◆ **EXERCISE OBJECTIVE**: Print, exactly as given, each line of the data from the line containing "What does this" up to and including its last line.
********************
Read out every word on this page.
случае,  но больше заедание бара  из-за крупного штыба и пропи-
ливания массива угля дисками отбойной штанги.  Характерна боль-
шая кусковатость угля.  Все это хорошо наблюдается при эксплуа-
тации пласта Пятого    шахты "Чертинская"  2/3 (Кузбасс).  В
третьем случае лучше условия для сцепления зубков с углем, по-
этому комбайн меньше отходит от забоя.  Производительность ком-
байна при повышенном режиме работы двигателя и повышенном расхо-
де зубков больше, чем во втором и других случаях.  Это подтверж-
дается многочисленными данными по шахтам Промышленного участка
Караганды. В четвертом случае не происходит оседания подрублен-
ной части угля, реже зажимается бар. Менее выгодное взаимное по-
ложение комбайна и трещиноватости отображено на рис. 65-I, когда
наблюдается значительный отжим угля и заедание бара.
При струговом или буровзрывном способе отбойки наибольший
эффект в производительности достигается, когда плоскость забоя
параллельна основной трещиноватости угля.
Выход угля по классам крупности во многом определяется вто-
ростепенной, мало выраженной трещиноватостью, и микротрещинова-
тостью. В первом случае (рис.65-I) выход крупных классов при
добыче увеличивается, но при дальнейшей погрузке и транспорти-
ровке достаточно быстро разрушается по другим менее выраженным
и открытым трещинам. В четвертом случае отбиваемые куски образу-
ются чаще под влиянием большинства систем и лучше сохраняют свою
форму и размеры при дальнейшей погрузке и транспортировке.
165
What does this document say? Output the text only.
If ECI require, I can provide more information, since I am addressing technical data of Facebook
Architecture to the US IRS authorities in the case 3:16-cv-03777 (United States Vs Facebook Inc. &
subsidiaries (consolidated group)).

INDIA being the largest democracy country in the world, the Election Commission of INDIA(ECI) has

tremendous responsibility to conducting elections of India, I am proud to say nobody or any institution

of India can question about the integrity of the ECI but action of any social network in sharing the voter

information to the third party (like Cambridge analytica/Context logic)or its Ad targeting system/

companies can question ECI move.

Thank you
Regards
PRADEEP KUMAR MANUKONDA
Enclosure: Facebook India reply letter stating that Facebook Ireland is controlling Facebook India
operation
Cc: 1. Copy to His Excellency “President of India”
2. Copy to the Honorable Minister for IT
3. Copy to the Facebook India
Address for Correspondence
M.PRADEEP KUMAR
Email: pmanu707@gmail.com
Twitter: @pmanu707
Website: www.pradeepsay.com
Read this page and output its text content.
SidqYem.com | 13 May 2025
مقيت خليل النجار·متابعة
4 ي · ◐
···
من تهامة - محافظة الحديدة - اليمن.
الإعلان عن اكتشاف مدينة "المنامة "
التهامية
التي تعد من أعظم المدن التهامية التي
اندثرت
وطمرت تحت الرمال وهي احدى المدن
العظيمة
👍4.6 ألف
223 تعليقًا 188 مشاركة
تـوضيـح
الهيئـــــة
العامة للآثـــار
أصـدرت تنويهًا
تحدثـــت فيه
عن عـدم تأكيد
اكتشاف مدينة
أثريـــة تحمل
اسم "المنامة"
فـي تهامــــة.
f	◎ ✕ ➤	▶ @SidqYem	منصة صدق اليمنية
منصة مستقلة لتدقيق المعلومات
********************
◆ **PROBLEM SOLUTION**:
What does this document say? Output the text only.
If ECI require, I can provide more information, since I am addressing technical data of Facebook
Architecture to the US IRS authorities in the case 3:16-cv-03777 (United States Vs Facebook Inc. &
subsidiaries (consolidated group)).

INDIA being the largest democracy country in the world, the Election Commission of INDIA(ECI) has

tremendous responsibility to conducting elections of India, I am proud to say nobody or any institution

of India can question about the integrity of the ECI but action of any social network in sharing the voter

information to the third party (like Cambridge analytica/Context logic)or its Ad targeting system/

companies can question ECI move.

Thank you
Regards
PRADEEP KUMAR MANUKONDA
Enclosure: Facebook India reply letter stating that Facebook Ireland is controlling Facebook India
operation
Cc: 1. Copy to His Excellency “President of India”
2. Copy to the Honorable Minister for IT
3. Copy to the Facebook India
Address for Correspondence
M.PRADEEP KUMAR
Email: pmanu707@gmail.com
Twitter: @pmanu707
Website: www.pradeepsay.com
Read this page and output its text content.
SidqYem.com | 13 May 2025
مقيت خليل النجار·متابعة
4 ي · ◐
···
من تهامة - محافظة الحديدة - اليمن.
الإعلان عن اكتشاف مدينة "المنامة "
التهامية
التي تعد من أعظم المدن التهامية التي
اندثرت
وطمرت تحت الرمال وهي احدى المدن
العظيمة
👍4.6 ألف
223 تعليقًا 188 مشاركة
تـوضيـح
الهيئـــــة
العامة للآثـــار
أصـدرت تنويهًا
تحدثـــت فيه
عن عـدم تأكيد
اكتشاف مدينة
أثريـــة تحمل
اسم "المنامة"
فـي تهامــــة.
f	◎ ✕ ➤	▶ @SidqYem	منصة صدق اليمنية
منصة مستقلة لتدقيق المعلومات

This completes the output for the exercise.